=== Directions ===
Copy each line where the word "ISBN" occurs.
— start of Exercise material —
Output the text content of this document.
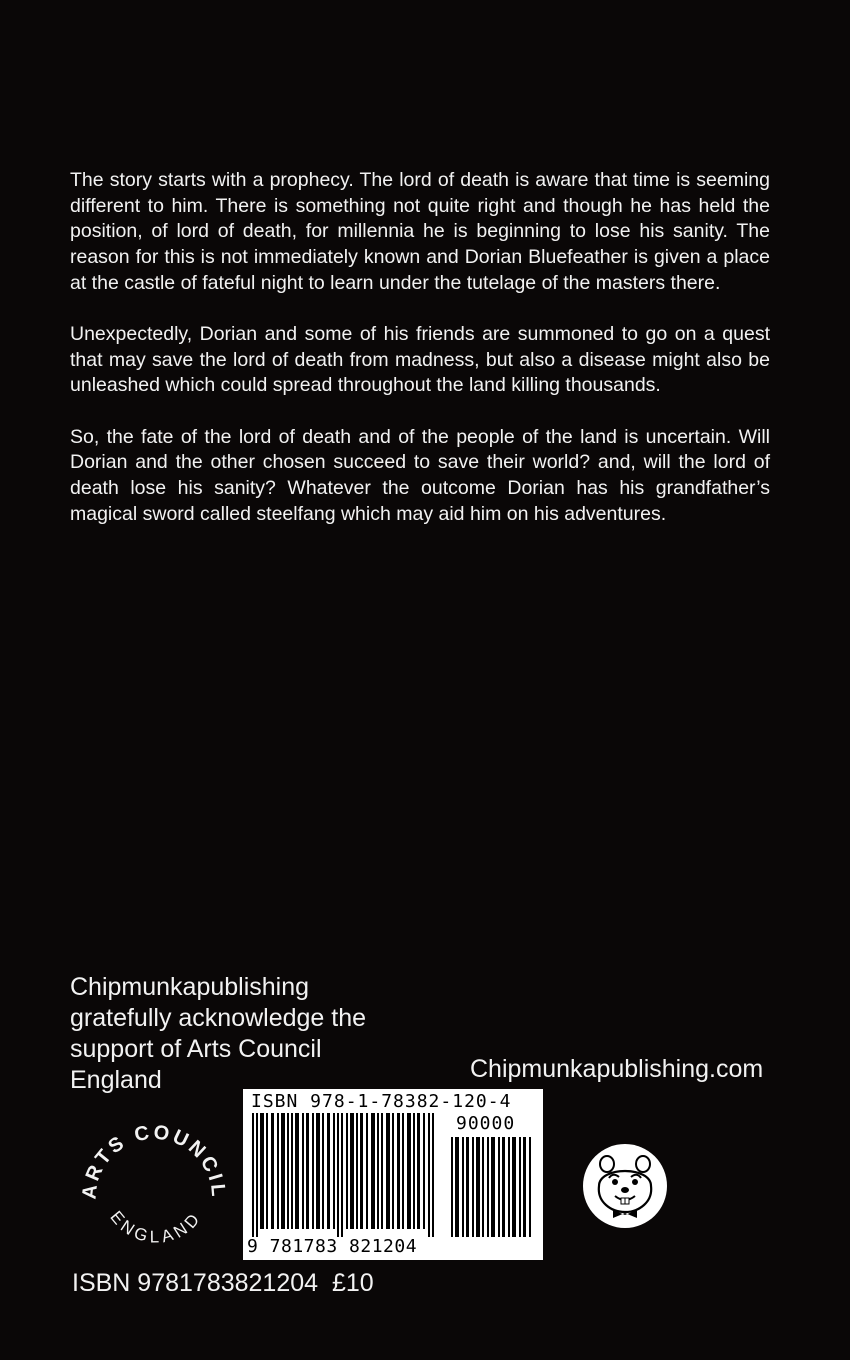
The story starts with a prophecy. The lord of death is aware that time is seeming different to him. There is something not quite right and though he has held the position, of lord of death, for millennia he is beginning to lose his sanity. The reason for this is not immediately known and Dorian Bluefeather is given a place at the castle of fateful night to learn under the tutelage of the masters there.

Unexpectedly, Dorian and some of his friends are summoned to go on a quest that may save the lord of death from madness, but also a disease might also be unleashed which could spread throughout the land killing thousands.

So, the fate of the lord of death and of the people of the land is uncertain. Will Dorian and the other chosen succeed to save their world? and, will the lord of death lose his sanity? Whatever the outcome Dorian has his grandfather’s magical sword called steelfang which may aid him on his adventures.

Chipmunkapublishing gratefully acknowledge the support of Arts Council England	Chipmunkapublishing.com
ARTS COUNCIL
ENGLAND
ISBN 978-1-78382-120-4
90000
9 781783 821204
ISBN 9781783821204 £10
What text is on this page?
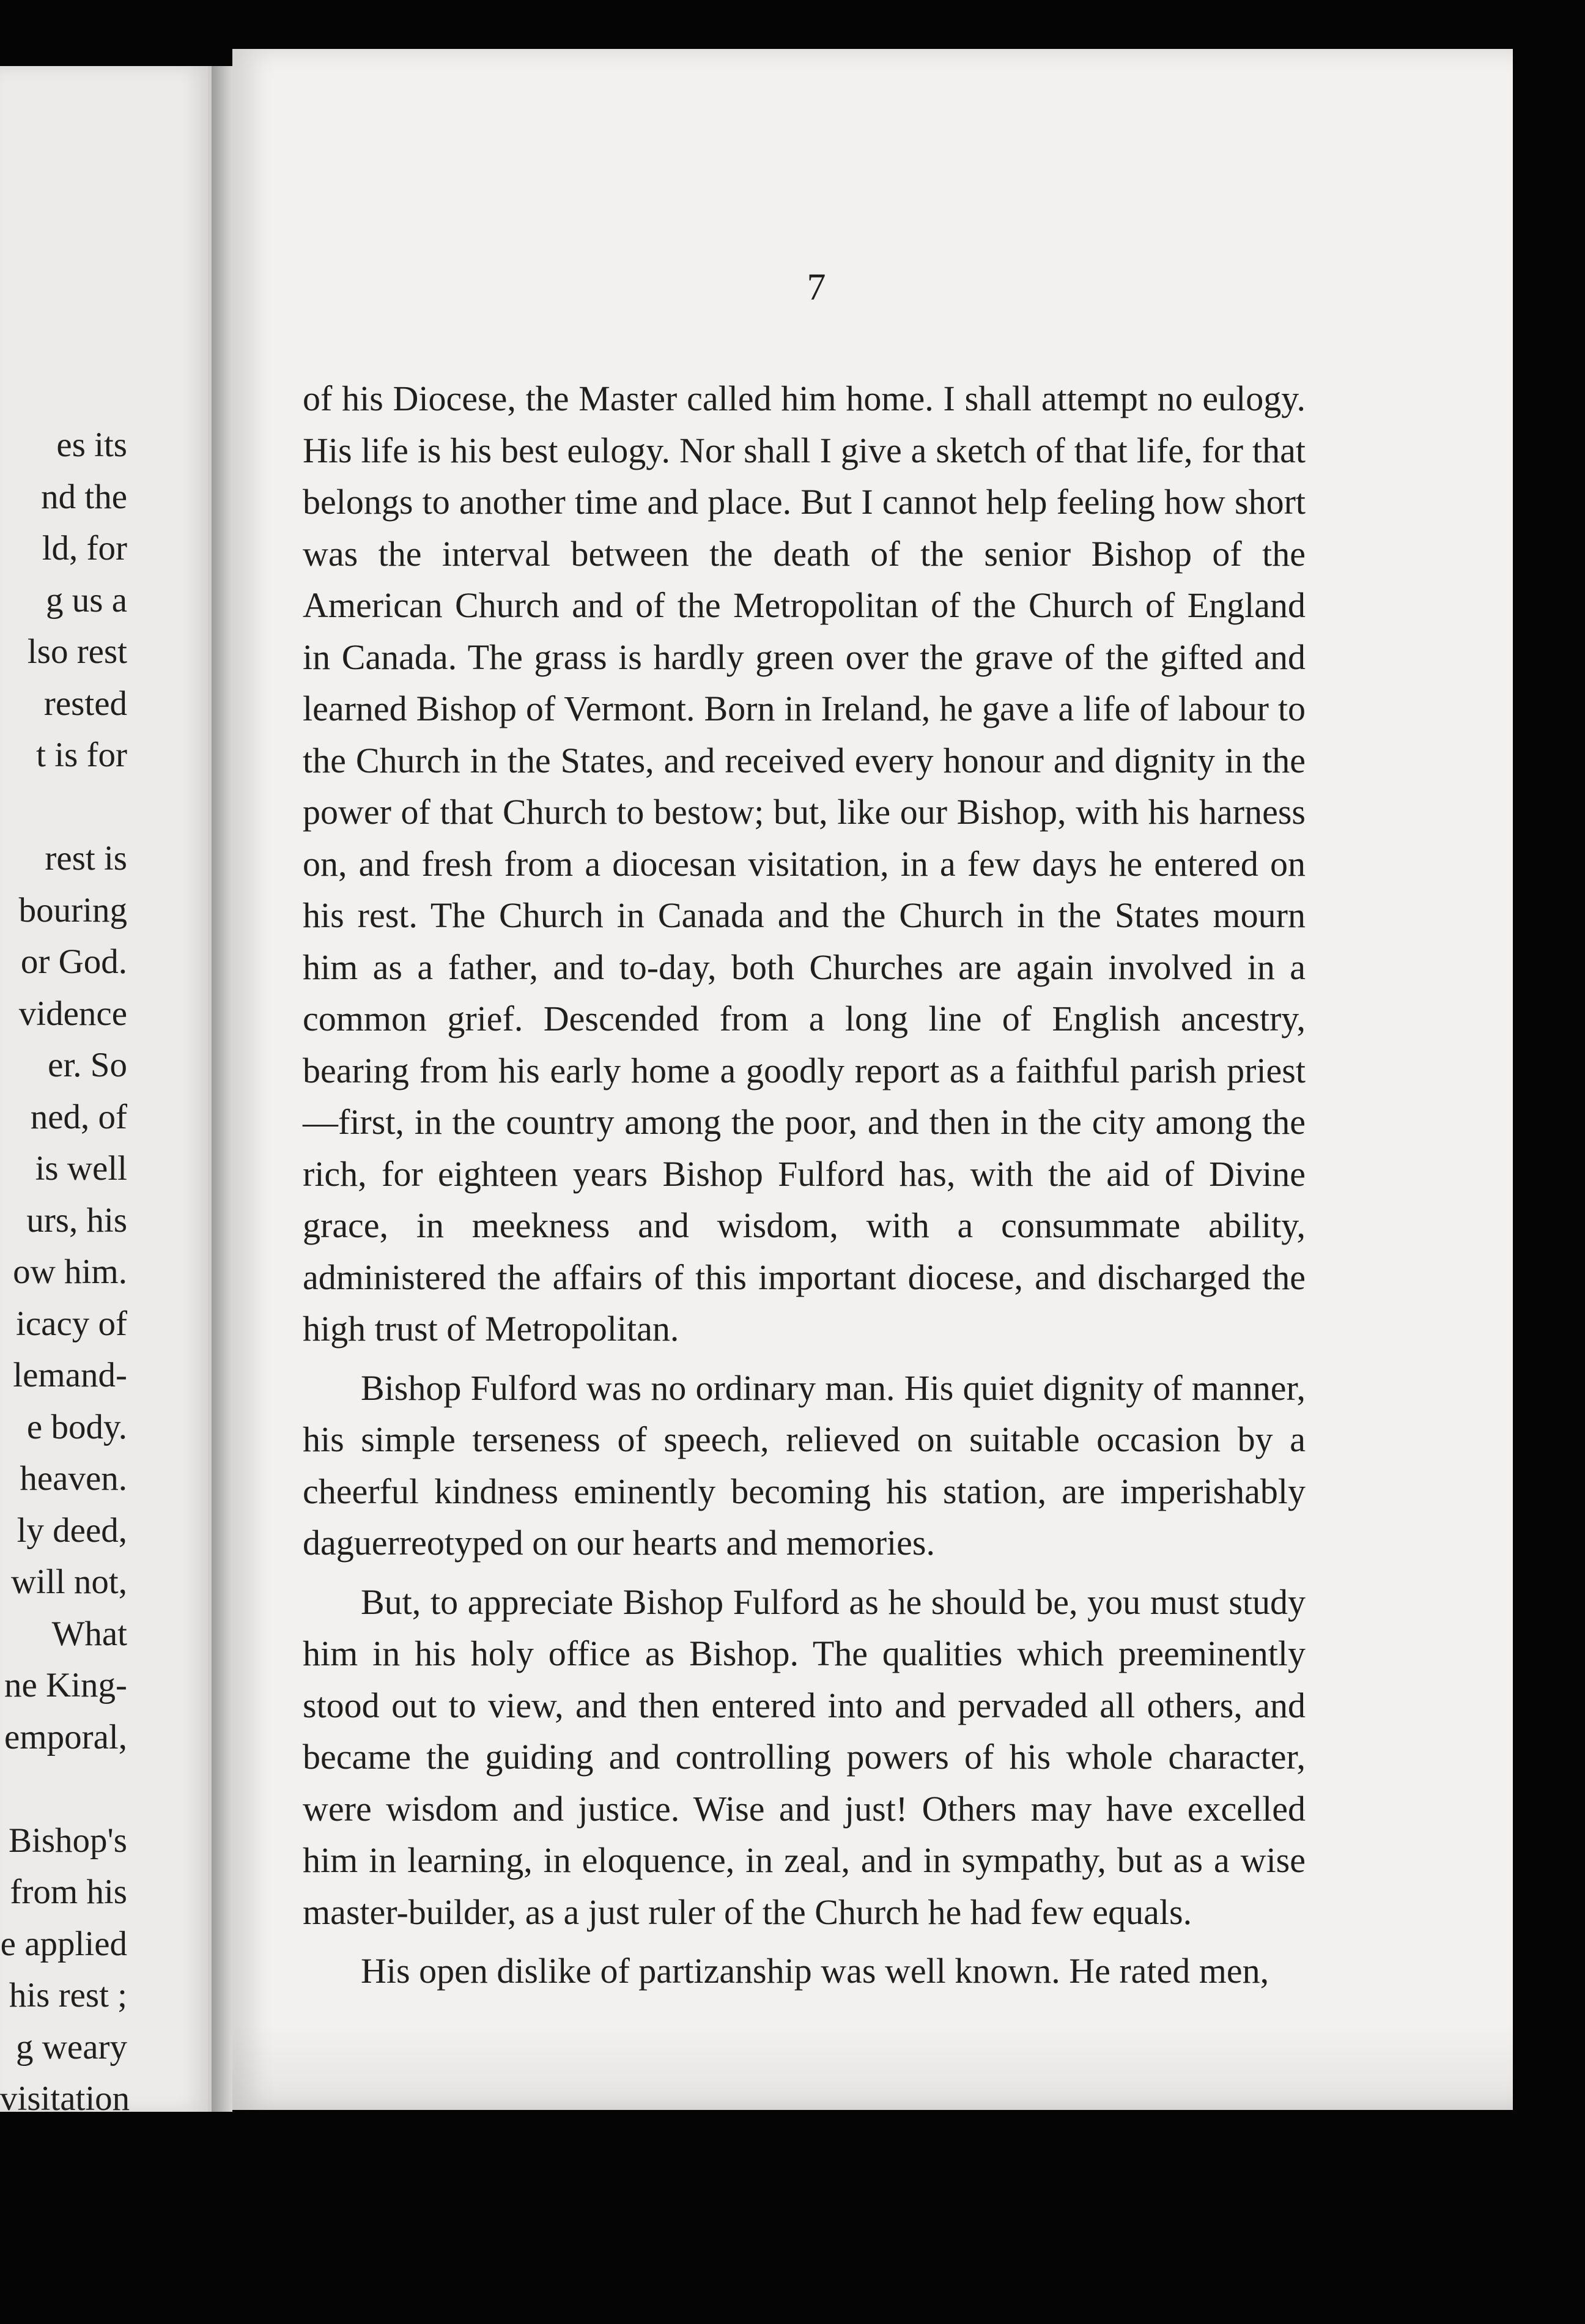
es its
nd the
ld, for
g us a
lso rest
rested
t is for
rest is
bouring
or God.
vidence
er. So
ned, of
is well
urs, his
ow him.
icacy of
lemand-
e body.
heaven.
ly deed,
will not,
What
ne King-
emporal,
Bishop's
from his
e applied
his rest ;
g weary
visitation
7

of his Diocese, the Master called him home. I shall attempt no eulogy. His life is his best eulogy. Nor shall I give a sketch of that life, for that belongs to another time and place. But I cannot help feeling how short was the interval between the death of the senior Bishop of the American Church and of the Metropolitan of the Church of England in Canada. The grass is hardly green over the grave of the gifted and learned Bishop of Vermont. Born in Ireland, he gave a life of labour to the Church in the States, and received every honour and dignity in the power of that Church to bestow; but, like our Bishop, with his harness on, and fresh from a diocesan visitation, in a few days he entered on his rest. The Church in Canada and the Church in the States mourn him as a father, and to-day, both Churches are again involved in a common grief. Descended from a long line of English ancestry, bearing from his early home a goodly report as a faithful parish priest—first, in the country among the poor, and then in the city among the rich, for eighteen years Bishop Fulford has, with the aid of Divine grace, in meekness and wisdom, with a consummate ability, administered the affairs of this important diocese, and discharged the high trust of Metropolitan.

Bishop Fulford was no ordinary man. His quiet dignity of manner, his simple terseness of speech, relieved on suitable occasion by a cheerful kindness eminently becoming his station, are imperishably daguerreotyped on our hearts and memories.

But, to appreciate Bishop Fulford as he should be, you must study him in his holy office as Bishop. The qualities which preeminently stood out to view, and then entered into and pervaded all others, and became the guiding and controlling powers of his whole character, were wisdom and justice. Wise and just! Others may have excelled him in learning, in eloquence, in zeal, and in sympathy, but as a wise master-builder, as a just ruler of the Church he had few equals.

His open dislike of partizanship was well known. He rated men,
— end of Exercise material —
=== Problem solution ===
ISBN 978-1-78382-120-4
ISBN 9781783821204 £10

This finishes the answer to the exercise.